━━ Entries
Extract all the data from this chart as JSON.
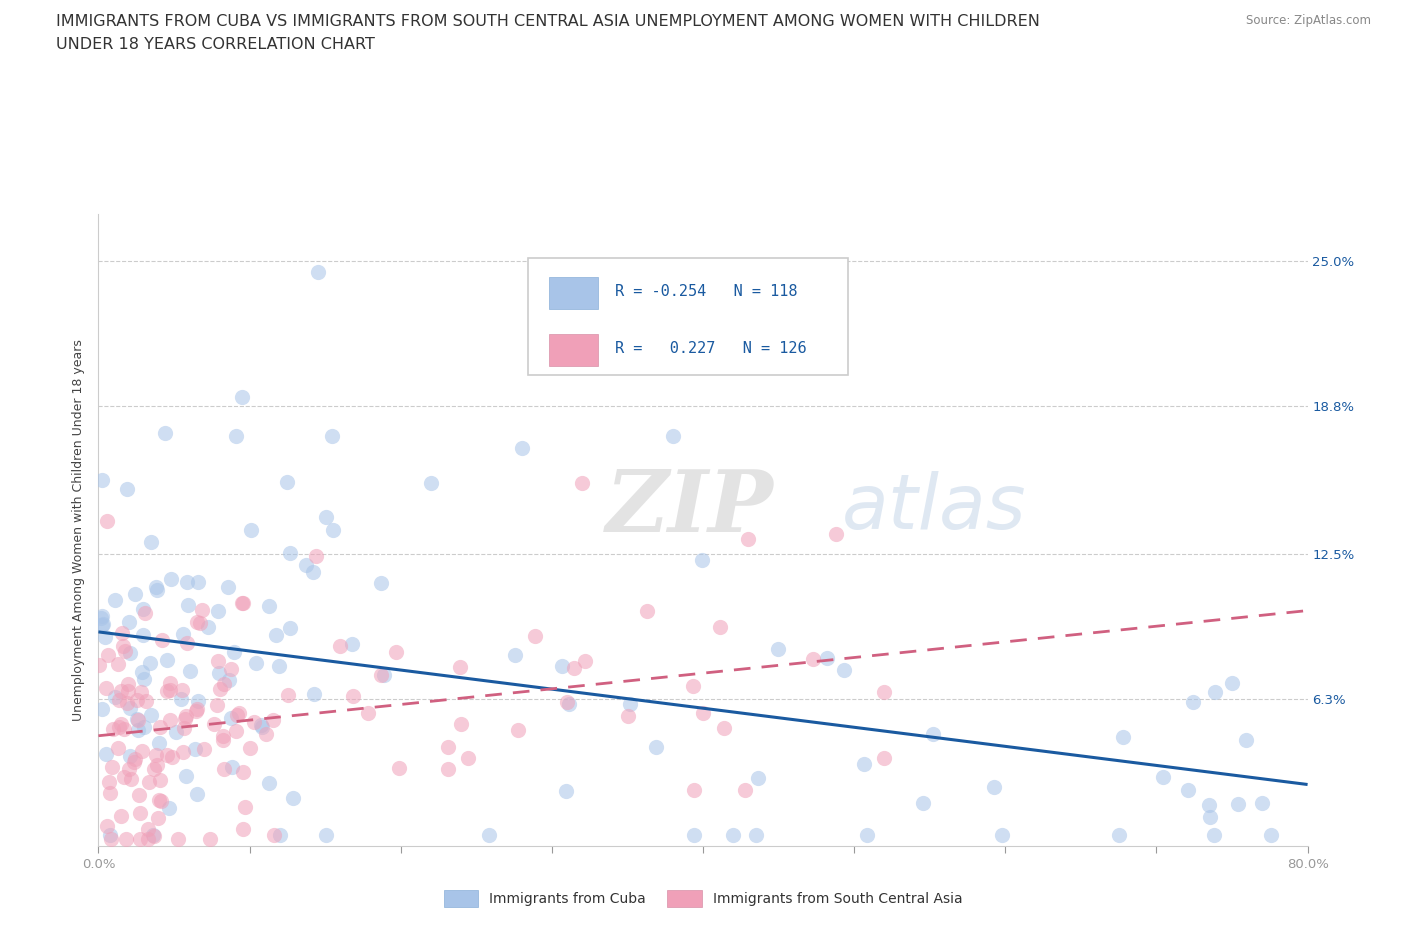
{
  "title_line1": "IMMIGRANTS FROM CUBA VS IMMIGRANTS FROM SOUTH CENTRAL ASIA UNEMPLOYMENT AMONG WOMEN WITH CHILDREN",
  "title_line2": "UNDER 18 YEARS CORRELATION CHART",
  "source": "Source: ZipAtlas.com",
  "ylabel": "Unemployment Among Women with Children Under 18 years",
  "xlim": [
    0.0,
    0.8
  ],
  "ylim": [
    0.0,
    0.27
  ],
  "yticks": [
    0.063,
    0.125,
    0.188,
    0.25
  ],
  "ytick_labels": [
    "6.3%",
    "12.5%",
    "18.8%",
    "25.0%"
  ],
  "xticks": [
    0.0,
    0.1,
    0.2,
    0.3,
    0.4,
    0.5,
    0.6,
    0.7,
    0.8
  ],
  "watermark_zip": "ZIP",
  "watermark_atlas": "atlas",
  "legend_r1": "R = -0.254",
  "legend_n1": "N = 118",
  "legend_r2": "R =   0.227",
  "legend_n2": "N = 126",
  "color_cuba": "#a8c4e8",
  "color_asia": "#f0a0b8",
  "line_color_cuba": "#1a5aa0",
  "line_color_asia": "#d06080",
  "background_color": "#ffffff",
  "title_fontsize": 11.5,
  "axis_label_fontsize": 9,
  "tick_fontsize": 9.5,
  "legend_fontsize": 11
}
━━━━
- [What is expected] Omit the pictures, and quote the material above exactly as given.

- [Problem solution]
Extract all the data from this chart as JSON.
{
  "title_line1": "IMMIGRANTS FROM CUBA VS IMMIGRANTS FROM SOUTH CENTRAL ASIA UNEMPLOYMENT AMONG WOMEN WITH CHILDREN",
  "title_line2": "UNDER 18 YEARS CORRELATION CHART",
  "source": "Source: ZipAtlas.com",
  "ylabel": "Unemployment Among Women with Children Under 18 years",
  "xlim": [
    0.0,
    0.8
  ],
  "ylim": [
    0.0,
    0.27
  ],
  "yticks": [
    0.063,
    0.125,
    0.188,
    0.25
  ],
  "ytick_labels": [
    "6.3%",
    "12.5%",
    "18.8%",
    "25.0%"
  ],
  "xticks": [
    0.0,
    0.1,
    0.2,
    0.3,
    0.4,
    0.5,
    0.6,
    0.7,
    0.8
  ],
  "watermark_zip": "ZIP",
  "watermark_atlas": "atlas",
  "legend_r1": "R = -0.254",
  "legend_n1": "N = 118",
  "legend_r2": "R =   0.227",
  "legend_n2": "N = 126",
  "color_cuba": "#a8c4e8",
  "color_asia": "#f0a0b8",
  "line_color_cuba": "#1a5aa0",
  "line_color_asia": "#d06080",
  "background_color": "#ffffff",
  "title_fontsize": 11.5,
  "axis_label_fontsize": 9,
  "tick_fontsize": 9.5,
  "legend_fontsize": 11
}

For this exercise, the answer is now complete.